Pick out the lines below that include the string "text".

+ + + +

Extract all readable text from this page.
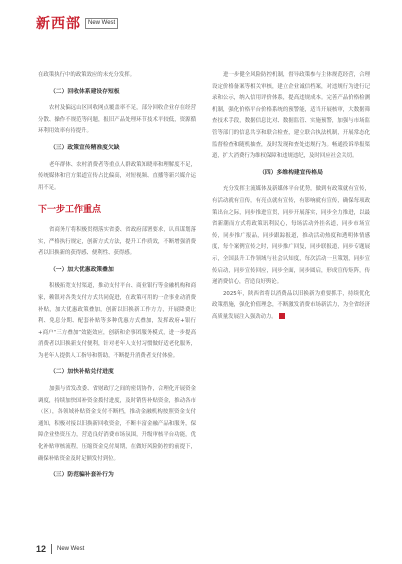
新西部	New West

在政策执行中的政策效应的未充分发挥。

（二）回收体系建设存短板

农村及偏远山区回收网点覆盖率不足，部分回收企业存在经营分散、操作不规范等问题，报旧产品处理环节技术平较低，资源循环利用效率有待提升。

（三）政策宣传精准度欠缺

老年群体、农村消费者等重点人群政策知晓率和理解度不足，传统媒体和官方渠道宣传占比偏高，对短视频、直播等新兴媒介运用不足。

下一步工作重点

省商务厅将积极贯彻落实省委、省政府部署要求，认真谋划落实，严格执行规定，创新方式方法，提升工作质效，不断增强消费者以旧换新的获得感、便利性、获得感。

（一）加大优惠政策叠加

积极拓宽支付渠道，推动支付平台、商业银行等金融机构和商家，赖银对各类支付方式共同促进，在政策可用的一企事业动消费补贴，加大优惠政策叠加，创新以旧换新工作方力，开展降费让利、免息分期、配套补贴等多种优惠方式叠加，发挥政府+银行+商户“三方叠加”效能效应，创新和企事团服务模式，进一步提高消费者以旧换新支付便利，针对老年人支付习惯做好适老化服务，为老年人提供人工指导和帮助，不断提升消费者支付体验。

（二）加快补贴兑付进度

加强与省发改委、省财政厅之间的密切协作，合理化开展资金调度，持续加快国补资金拨付进度，及时销售补贴资金，推动各市（区），各领域补贴资金支付不断档，推动金融机构按照资金支付通知，积极对接以旧换新回收资金，不断丰富金融产品和服务，保障企业垫资压力，营造良好消费市场氛围，升级审核平台功能，优化补贴审核流程，压缩资金兑付周期，在做好风险防控的前提下，确保补贴资金及时足额发付到位。

（三）防范骗补套补行为

进一步健全风险防控机制，督导政策参与主体规范经营，合理设定价格备案等相关审核，建立企业诚信档案，对违规行为进行记录和公示，纳入信用评价体系，提高违规成本。完善产品价格检测机制，强化价格平台价格系统的预警能，适当开展核审，大数据筛查技术手段，数据信息比对、数据监管、实施预警，加强与市场监管等部门的信息共享和联合检查，建立联合执法机制，开展常态化监督检查和随机抽查，及时发现和查处违规行为。畅通投诉举报渠道，扩大消费行为维权保障和违规违纪，及时回应社会关切。

（四）多维构建宣传格局

充分发挥主流媒体及新媒体平台优势，做到有政策就有宣传，有活动就有宣传，有亮点就有宣传，有影响就有宣传，确保每项政策出台之际，同步推进宣贯，同步开展落实，同步全力推进，以最省新潮而方式将政策讯利民心，每场活动外挂名道，同步市场宣传，同步推广报品，同步跟踪报道，推动活动热度和透明体情感度，每个案例宣传之时，同步推广回复，同步联报道，同步专题展示，全国县升工作领域与社会认知度，每次活动一旦策划，同步宣传启动，同步宣传回应，同步全面，同步圆启，形成宣传矩阵，传递消费信心，营造良好舆论。

2025年，陕西省将以消费品以旧换新为重要抓手，持续优化政策措施，强化价值理念，不断激发消费市场新活力，为全省经济高质量发展注入强劲动力。

12 New West
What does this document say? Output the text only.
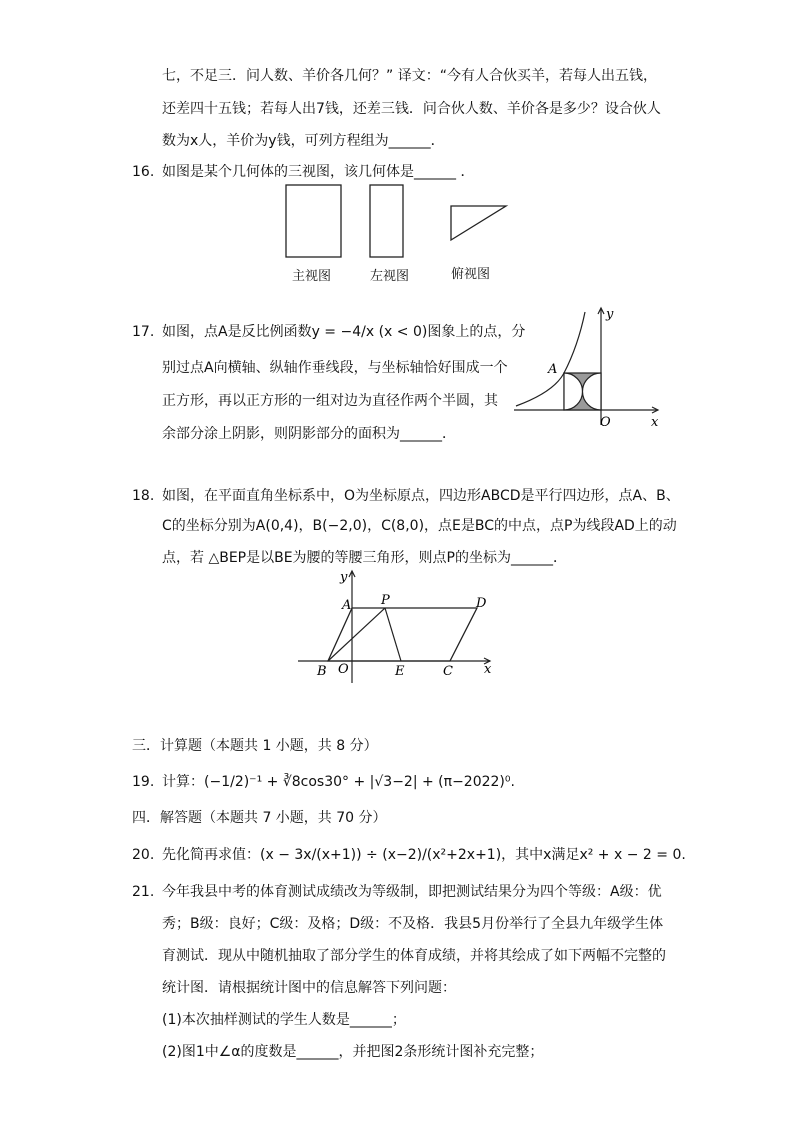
七，不足三．问人数、羊价各几何？” 译文：“今有人合伙买羊，若每人出五钱，
还差四十五钱；若每人出7钱，还差三钱．问合伙人数、羊价各是多少？设合伙人
数为x人，羊价为y钱，可列方程组为______．
16. 如图是某个几何体的三视图，该几何体是______ ．
主视图	左视图	俯视图
17. 如图，点A是反比例函数y = −4/x (x < 0)图象上的点，分
别过点A向横轴、纵轴作垂线段，与坐标轴恰好围成一个
正方形，再以正方形的一组对边为直径作两个半圆，其
余部分涂上阴影，则阴影部分的面积为______．
y
x
O
A
18. 如图，在平面直角坐标系中，O为坐标原点，四边形ABCD是平行四边形，点A、B、
C的坐标分别为A(0,4)，B(−2,0)，C(8,0)，点E是BC的中点，点P为线段AD上的动
点，若 △BEP是以BE为腰的等腰三角形，则点P的坐标为______．
A P	D
B O	E	C
y
x
三．计算题（本题共 1 小题，共 8 分）
19. 计算：(−1/2)⁻¹ + ∛8cos30° + |√3−2| + (π−2022)⁰.
四．解答题（本题共 7 小题，共 70 分）
20. 先化简再求值：(x − 3x/(x+1)) ÷ (x−2)/(x²+2x+1)，其中x满足x² + x − 2 = 0.
21. 今年我县中考的体育测试成绩改为等级制，即把测试结果分为四个等级：A级：优
秀；B级：良好；C级：及格；D级：不及格．我县5月份举行了全县九年级学生体
育测试．现从中随机抽取了部分学生的体育成绩，并将其绘成了如下两幅不完整的
统计图．请根据统计图中的信息解答下列问题：
(1)本次抽样测试的学生人数是______；
(2)图1中∠α的度数是______，并把图2条形统计图补充完整；
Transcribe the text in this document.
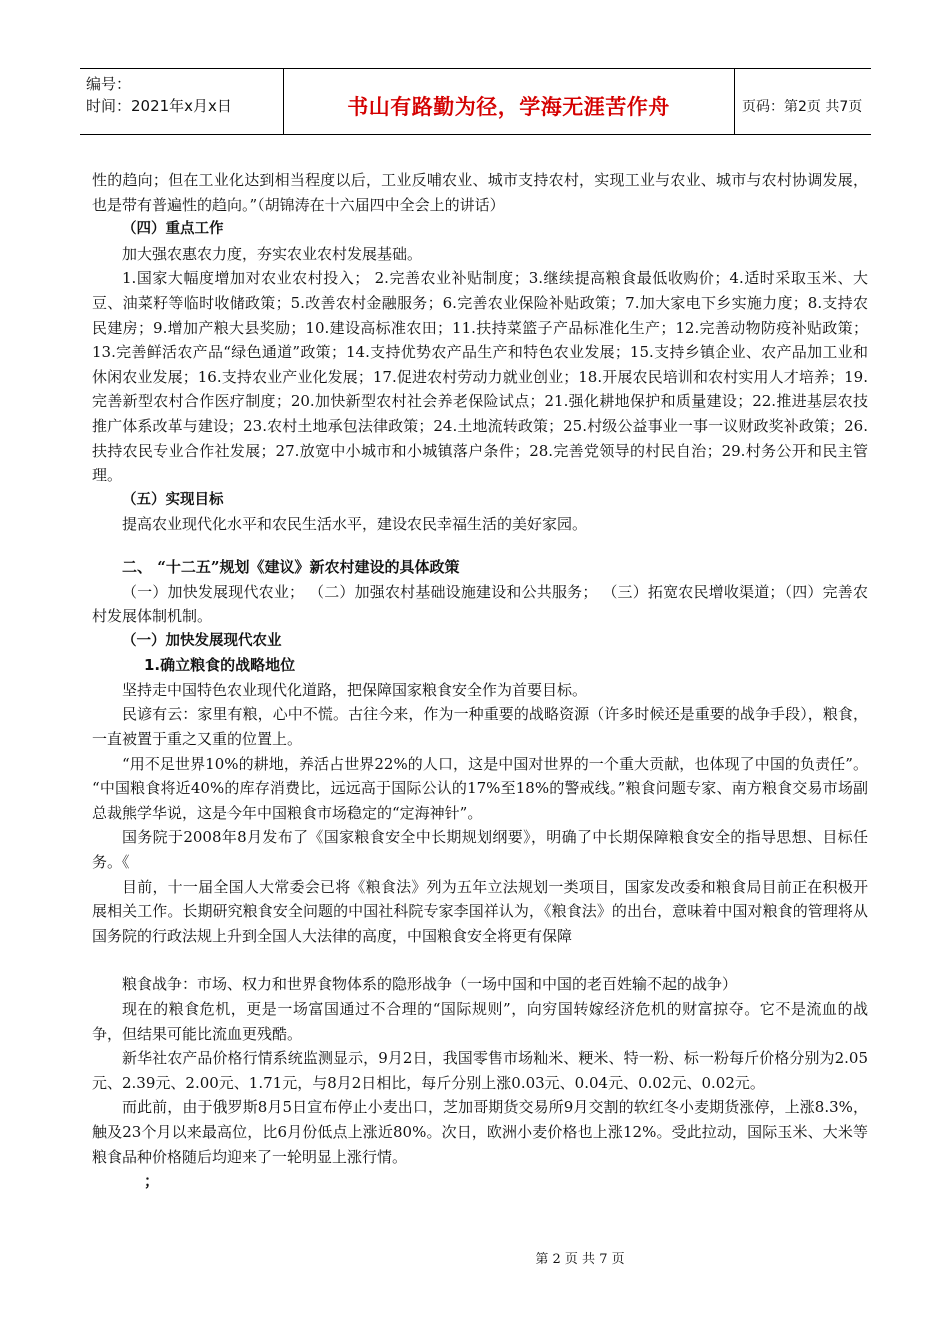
编号：
时间：2021年x月x日	书山有路勤为径，学海无涯苦作舟	页码：第2页 共7页

性的趋向；但在工业化达到相当程度以后，工业反哺农业、城市支持农村，实现工业与农业、城市与农村协调发展，也是带有普遍性的趋向。”（胡锦涛在十六届四中全会上的讲话）

（四）重点工作

加大强农惠农力度，夯实农业农村发展基础。

1.国家大幅度增加对农业农村投入； 2.完善农业补贴制度；3.继续提高粮食最低收购价；4.适时采取玉米、大豆、油菜籽等临时收储政策；5.改善农村金融服务；6.完善农业保险补贴政策；7.加大家电下乡实施力度；8.支持农民建房；9.增加产粮大县奖励；10.建设高标准农田；11.扶持菜篮子产品标准化生产；12.完善动物防疫补贴政策；13.完善鲜活农产品“绿色通道”政策；14.支持优势农产品生产和特色农业发展；15.支持乡镇企业、农产品加工业和休闲农业发展；16.支持农业产业化发展；17.促进农村劳动力就业创业；18.开展农民培训和农村实用人才培养；19.完善新型农村合作医疗制度；20.加快新型农村社会养老保险试点；21.强化耕地保护和质量建设；22.推进基层农技推广体系改革与建设；23.农村土地承包法律政策；24.土地流转政策；25.村级公益事业一事一议财政奖补政策；26.扶持农民专业合作社发展；27.放宽中小城市和小城镇落户条件；28.完善党领导的村民自治；29.村务公开和民主管理。

（五）实现目标

提高农业现代化水平和农民生活水平，建设农民幸福生活的美好家园。

二、 “十二五”规划《建议》新农村建设的具体政策

（一）加快发展现代农业； （二）加强农村基础设施建设和公共服务； （三）拓宽农民增收渠道；（四）完善农村发展体制机制。

（一）加快发展现代农业

1.确立粮食的战略地位

坚持走中国特色农业现代化道路，把保障国家粮食安全作为首要目标。

民谚有云：家里有粮，心中不慌。古往今来，作为一种重要的战略资源（许多时候还是重要的战争手段），粮食，一直被置于重之又重的位置上。

“用不足世界10%的耕地，养活占世界22%的人口，这是中国对世界的一个重大贡献，也体现了中国的负责任”。 “中国粮食将近40%的库存消费比，远远高于国际公认的17%至18%的警戒线。”粮食问题专家、南方粮食交易市场副总裁熊学华说，这是今年中国粮食市场稳定的“定海神针”。

国务院于2008年8月发布了《国家粮食安全中长期规划纲要》，明确了中长期保障粮食安全的指导思想、目标任务。《

目前，十一届全国人大常委会已将《粮食法》列为五年立法规划一类项目，国家发改委和粮食局目前正在积极开展相关工作。长期研究粮食安全问题的中国社科院专家李国祥认为，《粮食法》的出台，意味着中国对粮食的管理将从国务院的行政法规上升到全国人大法律的高度，中国粮食安全将更有保障

粮食战争：市场、权力和世界食物体系的隐形战争（一场中国和中国的老百姓输不起的战争）

现在的粮食危机，更是一场富国通过不合理的“国际规则”，向穷国转嫁经济危机的财富掠夺。它不是流血的战争，但结果可能比流血更残酷。

新华社农产品价格行情系统监测显示，9月2日，我国零售市场籼米、粳米、特一粉、标一粉每斤价格分别为2.05元、2.39元、2.00元、1.71元，与8月2日相比，每斤分别上涨0.03元、0.04元、0.02元、0.02元。

而此前，由于俄罗斯8月5日宣布停止小麦出口，芝加哥期货交易所9月交割的软红冬小麦期货涨停，上涨8.3%，触及23个月以来最高位，比6月份低点上涨近80%。次日，欧洲小麦价格也上涨12%。受此拉动，国际玉米、大米等粮食品种价格随后均迎来了一轮明显上涨行情。

；

第 2 页 共 7 页
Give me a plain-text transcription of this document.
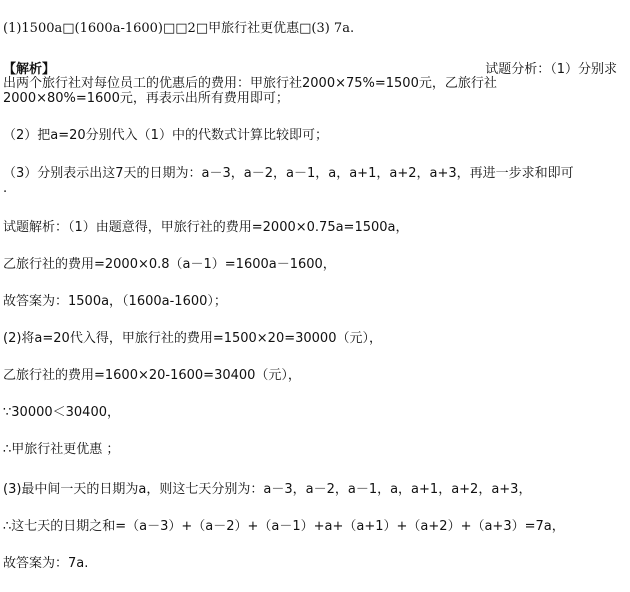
(1)1500a□(1600a-1600)□□2□甲旅行社更优惠□(3) 7a.
【解析】	试题分析：（1）分别求
出两个旅行社对每位员工的优惠后的费用：甲旅行社2000×75%=1500元，乙旅行社
2000×80%=1600元，再表示出所有费用即可；
（2）把a=20分别代入（1）中的代数式计算比较即可；
（3）分别表示出这7天的日期为：a－3，a－2，a－1，a，a+1，a+2，a+3，再进一步求和即可
.
试题解析：（1）由题意得，甲旅行社的费用=2000×0.75a=1500a，
乙旅行社的费用=2000×0.8（a－1）=1600a－1600，
故答案为：1500a，（1600a-1600）；
(2)将a=20代入得，甲旅行社的费用=1500×20=30000（元），
乙旅行社的费用=1600×20-1600=30400（元），
∵30000＜30400，
∴甲旅行社更优惠 ；
(3)最中间一天的日期为a，则这七天分别为：a－3，a－2，a－1，a，a+1，a+2，a+3，
∴这七天的日期之和=（a－3）+（a－2）+（a－1）+a+（a+1）+（a+2）+（a+3）=7a，
故答案为：7a.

+ + + +

TASK ANSWER:
Extract all readable text from this page.
What does this document say? Output the text only.
Transcribe the text in this document.
Give me a plain-text transcription of this document.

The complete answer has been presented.